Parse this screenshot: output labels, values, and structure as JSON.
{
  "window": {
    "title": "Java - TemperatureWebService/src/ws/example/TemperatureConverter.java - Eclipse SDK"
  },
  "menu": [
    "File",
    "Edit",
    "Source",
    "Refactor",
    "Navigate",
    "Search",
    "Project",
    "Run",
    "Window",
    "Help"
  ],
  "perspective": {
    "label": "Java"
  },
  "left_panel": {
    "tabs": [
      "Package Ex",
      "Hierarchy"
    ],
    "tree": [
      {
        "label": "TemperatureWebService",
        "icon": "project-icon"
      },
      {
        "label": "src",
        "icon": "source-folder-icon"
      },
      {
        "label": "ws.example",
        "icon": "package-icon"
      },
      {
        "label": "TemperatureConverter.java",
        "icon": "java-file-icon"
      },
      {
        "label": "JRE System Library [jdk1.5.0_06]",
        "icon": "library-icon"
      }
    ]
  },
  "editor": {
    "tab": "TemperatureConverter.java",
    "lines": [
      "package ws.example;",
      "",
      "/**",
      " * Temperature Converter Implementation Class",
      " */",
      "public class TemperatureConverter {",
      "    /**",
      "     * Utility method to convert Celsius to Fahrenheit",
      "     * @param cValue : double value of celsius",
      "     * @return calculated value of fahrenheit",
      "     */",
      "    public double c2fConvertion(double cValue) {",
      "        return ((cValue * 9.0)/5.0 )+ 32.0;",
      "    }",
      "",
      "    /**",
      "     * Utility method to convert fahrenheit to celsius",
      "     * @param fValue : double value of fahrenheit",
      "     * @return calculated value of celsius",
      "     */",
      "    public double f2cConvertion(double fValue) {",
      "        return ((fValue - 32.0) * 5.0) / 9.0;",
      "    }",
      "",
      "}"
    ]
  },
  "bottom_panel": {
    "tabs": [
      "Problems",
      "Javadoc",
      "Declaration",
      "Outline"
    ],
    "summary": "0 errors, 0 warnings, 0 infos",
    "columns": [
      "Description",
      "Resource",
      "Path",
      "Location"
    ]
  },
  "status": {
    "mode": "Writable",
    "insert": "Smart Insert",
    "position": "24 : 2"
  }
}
* * * * * * *
• [Exercise description]: Copy whichever lines in the listing above contain the word "method".

• [Solution below]:
      "     * Utility method to convert Celsius to Fahrenheit",
      "     * Utility method to convert fahrenheit to celsius",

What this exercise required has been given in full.